• REQUIREMENT
Every entry below should be transcribed exactly; pictures stay out of the copy.

• EXCERPTED RECORDS
* * *

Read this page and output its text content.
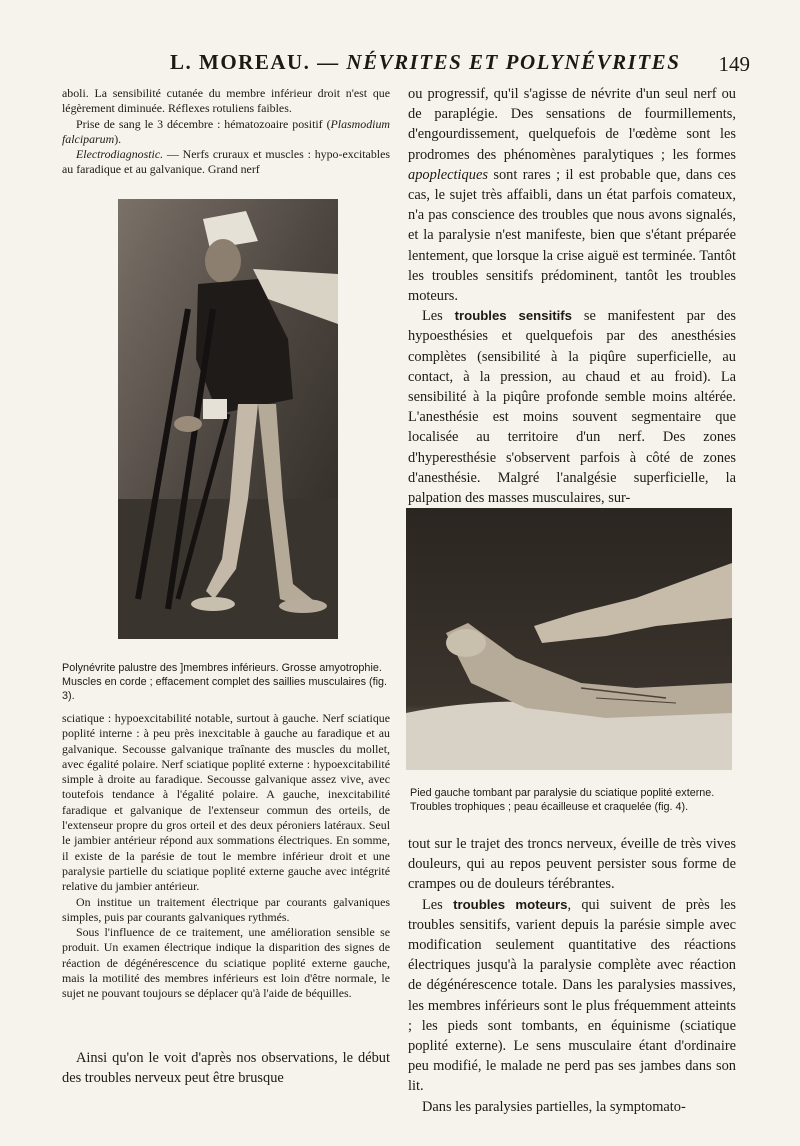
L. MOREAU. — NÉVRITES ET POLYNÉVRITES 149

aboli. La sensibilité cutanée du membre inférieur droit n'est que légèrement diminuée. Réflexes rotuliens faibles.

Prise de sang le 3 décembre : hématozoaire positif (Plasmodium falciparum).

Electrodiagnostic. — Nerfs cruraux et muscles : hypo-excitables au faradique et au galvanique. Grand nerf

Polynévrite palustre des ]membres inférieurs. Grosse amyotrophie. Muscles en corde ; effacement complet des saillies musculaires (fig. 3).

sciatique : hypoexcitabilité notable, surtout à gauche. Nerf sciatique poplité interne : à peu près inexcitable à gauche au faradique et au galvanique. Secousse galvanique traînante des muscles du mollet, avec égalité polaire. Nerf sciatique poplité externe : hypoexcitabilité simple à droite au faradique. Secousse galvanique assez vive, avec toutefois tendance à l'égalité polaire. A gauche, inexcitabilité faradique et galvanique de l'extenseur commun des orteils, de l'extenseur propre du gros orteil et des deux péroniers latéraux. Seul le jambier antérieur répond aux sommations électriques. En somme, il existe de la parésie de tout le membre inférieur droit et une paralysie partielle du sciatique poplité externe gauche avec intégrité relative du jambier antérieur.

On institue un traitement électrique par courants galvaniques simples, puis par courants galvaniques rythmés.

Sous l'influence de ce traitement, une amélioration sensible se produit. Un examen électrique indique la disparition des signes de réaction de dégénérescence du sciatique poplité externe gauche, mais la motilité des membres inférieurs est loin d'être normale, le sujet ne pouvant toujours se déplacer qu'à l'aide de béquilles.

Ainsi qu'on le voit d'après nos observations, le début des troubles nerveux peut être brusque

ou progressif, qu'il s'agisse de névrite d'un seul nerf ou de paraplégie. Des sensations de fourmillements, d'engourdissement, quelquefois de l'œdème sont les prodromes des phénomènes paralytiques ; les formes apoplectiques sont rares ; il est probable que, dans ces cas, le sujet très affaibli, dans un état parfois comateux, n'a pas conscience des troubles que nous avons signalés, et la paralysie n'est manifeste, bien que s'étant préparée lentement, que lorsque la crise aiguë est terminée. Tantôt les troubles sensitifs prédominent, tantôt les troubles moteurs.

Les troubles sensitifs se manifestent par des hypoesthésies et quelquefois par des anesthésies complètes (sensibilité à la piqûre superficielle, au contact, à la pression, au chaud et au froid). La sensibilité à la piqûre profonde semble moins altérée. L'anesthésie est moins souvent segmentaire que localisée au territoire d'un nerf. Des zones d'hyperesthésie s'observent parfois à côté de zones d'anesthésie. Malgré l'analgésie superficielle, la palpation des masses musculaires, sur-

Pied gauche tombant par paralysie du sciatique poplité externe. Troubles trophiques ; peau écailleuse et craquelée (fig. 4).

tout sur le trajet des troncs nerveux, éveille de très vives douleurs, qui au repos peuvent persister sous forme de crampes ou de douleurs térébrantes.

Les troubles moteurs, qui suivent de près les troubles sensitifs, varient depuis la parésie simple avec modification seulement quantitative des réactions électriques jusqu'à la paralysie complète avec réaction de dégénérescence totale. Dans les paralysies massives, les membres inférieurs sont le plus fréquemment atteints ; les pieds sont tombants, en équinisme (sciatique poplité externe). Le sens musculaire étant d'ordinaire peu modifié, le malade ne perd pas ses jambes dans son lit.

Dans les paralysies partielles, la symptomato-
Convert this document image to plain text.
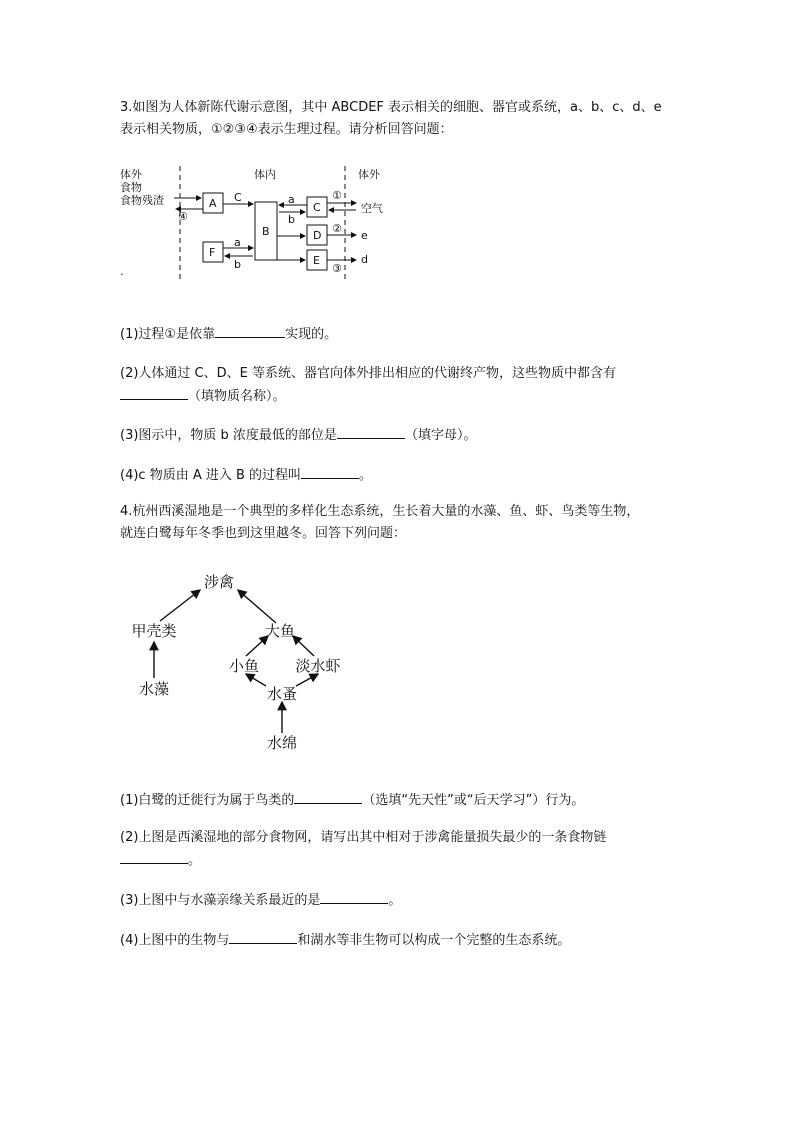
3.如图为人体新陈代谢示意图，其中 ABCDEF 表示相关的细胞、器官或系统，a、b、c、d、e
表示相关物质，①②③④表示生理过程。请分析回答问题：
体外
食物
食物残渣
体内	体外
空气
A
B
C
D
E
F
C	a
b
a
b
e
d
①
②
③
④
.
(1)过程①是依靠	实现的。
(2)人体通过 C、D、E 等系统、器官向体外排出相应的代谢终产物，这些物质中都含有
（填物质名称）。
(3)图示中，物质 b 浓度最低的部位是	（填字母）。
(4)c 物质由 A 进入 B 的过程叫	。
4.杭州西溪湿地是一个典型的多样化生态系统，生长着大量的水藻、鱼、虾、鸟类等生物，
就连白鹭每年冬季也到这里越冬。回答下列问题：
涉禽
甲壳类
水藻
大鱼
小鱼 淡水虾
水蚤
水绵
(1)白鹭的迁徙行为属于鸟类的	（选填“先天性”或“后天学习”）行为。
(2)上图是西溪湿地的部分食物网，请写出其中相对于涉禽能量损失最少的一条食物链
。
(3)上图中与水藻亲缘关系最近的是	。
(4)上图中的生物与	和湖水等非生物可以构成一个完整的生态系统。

* * *

• RESPONSE TO THIS EXERCISE
Read this page and output its text content.
L. MOREAU. — NÉVRITES ET POLYNÉVRITES 149

aboli. La sensibilité cutanée du membre inférieur droit n'est que légèrement diminuée. Réflexes rotuliens faibles.

Prise de sang le 3 décembre : hématozoaire positif (Plasmodium falciparum).

Electrodiagnostic. — Nerfs cruraux et muscles : hypo-excitables au faradique et au galvanique. Grand nerf

Polynévrite palustre des ]membres inférieurs. Grosse amyotrophie. Muscles en corde ; effacement complet des saillies musculaires (fig. 3).

sciatique : hypoexcitabilité notable, surtout à gauche. Nerf sciatique poplité interne : à peu près inexcitable à gauche au faradique et au galvanique. Secousse galvanique traînante des muscles du mollet, avec égalité polaire. Nerf sciatique poplité externe : hypoexcitabilité simple à droite au faradique. Secousse galvanique assez vive, avec toutefois tendance à l'égalité polaire. A gauche, inexcitabilité faradique et galvanique de l'extenseur commun des orteils, de l'extenseur propre du gros orteil et des deux péroniers latéraux. Seul le jambier antérieur répond aux sommations électriques. En somme, il existe de la parésie de tout le membre inférieur droit et une paralysie partielle du sciatique poplité externe gauche avec intégrité relative du jambier antérieur.

On institue un traitement électrique par courants galvaniques simples, puis par courants galvaniques rythmés.

Sous l'influence de ce traitement, une amélioration sensible se produit. Un examen électrique indique la disparition des signes de réaction de dégénérescence du sciatique poplité externe gauche, mais la motilité des membres inférieurs est loin d'être normale, le sujet ne pouvant toujours se déplacer qu'à l'aide de béquilles.

Ainsi qu'on le voit d'après nos observations, le début des troubles nerveux peut être brusque

ou progressif, qu'il s'agisse de névrite d'un seul nerf ou de paraplégie. Des sensations de fourmillements, d'engourdissement, quelquefois de l'œdème sont les prodromes des phénomènes paralytiques ; les formes apoplectiques sont rares ; il est probable que, dans ces cas, le sujet très affaibli, dans un état parfois comateux, n'a pas conscience des troubles que nous avons signalés, et la paralysie n'est manifeste, bien que s'étant préparée lentement, que lorsque la crise aiguë est terminée. Tantôt les troubles sensitifs prédominent, tantôt les troubles moteurs.

Les troubles sensitifs se manifestent par des hypoesthésies et quelquefois par des anesthésies complètes (sensibilité à la piqûre superficielle, au contact, à la pression, au chaud et au froid). La sensibilité à la piqûre profonde semble moins altérée. L'anesthésie est moins souvent segmentaire que localisée au territoire d'un nerf. Des zones d'hyperesthésie s'observent parfois à côté de zones d'anesthésie. Malgré l'analgésie superficielle, la palpation des masses musculaires, sur-

Pied gauche tombant par paralysie du sciatique poplité externe. Troubles trophiques ; peau écailleuse et craquelée (fig. 4).

tout sur le trajet des troncs nerveux, éveille de très vives douleurs, qui au repos peuvent persister sous forme de crampes ou de douleurs térébrantes.

Les troubles moteurs, qui suivent de près les troubles sensitifs, varient depuis la parésie simple avec modification seulement quantitative des réactions électriques jusqu'à la paralysie complète avec réaction de dégénérescence totale. Dans les paralysies massives, les membres inférieurs sont le plus fréquemment atteints ; les pieds sont tombants, en équinisme (sciatique poplité externe). Le sens musculaire étant d'ordinaire peu modifié, le malade ne perd pas ses jambes dans son lit.

Dans les paralysies partielles, la symptomato-
Convert this document image to plain text.
3.如图为人体新陈代谢示意图，其中 ABCDEF 表示相关的细胞、器官或系统，a、b、c、d、e
表示相关物质，①②③④表示生理过程。请分析回答问题：
体外
食物
食物残渣
体内	体外
空气
A
B
C
D
E
F
C	a
b
a
b
e
d
①
②
③
④
.
(1)过程①是依靠	实现的。
(2)人体通过 C、D、E 等系统、器官向体外排出相应的代谢终产物，这些物质中都含有
（填物质名称）。
(3)图示中，物质 b 浓度最低的部位是	（填字母）。
(4)c 物质由 A 进入 B 的过程叫	。
4.杭州西溪湿地是一个典型的多样化生态系统，生长着大量的水藻、鱼、虾、鸟类等生物，
就连白鹭每年冬季也到这里越冬。回答下列问题：
涉禽
甲壳类
水藻
大鱼
小鱼 淡水虾
水蚤
水绵
(1)白鹭的迁徙行为属于鸟类的	（选填“先天性”或“后天学习”）行为。
(2)上图是西溪湿地的部分食物网，请写出其中相对于涉禽能量损失最少的一条食物链
。
(3)上图中与水藻亲缘关系最近的是	。
(4)上图中的生物与	和湖水等非生物可以构成一个完整的生态系统。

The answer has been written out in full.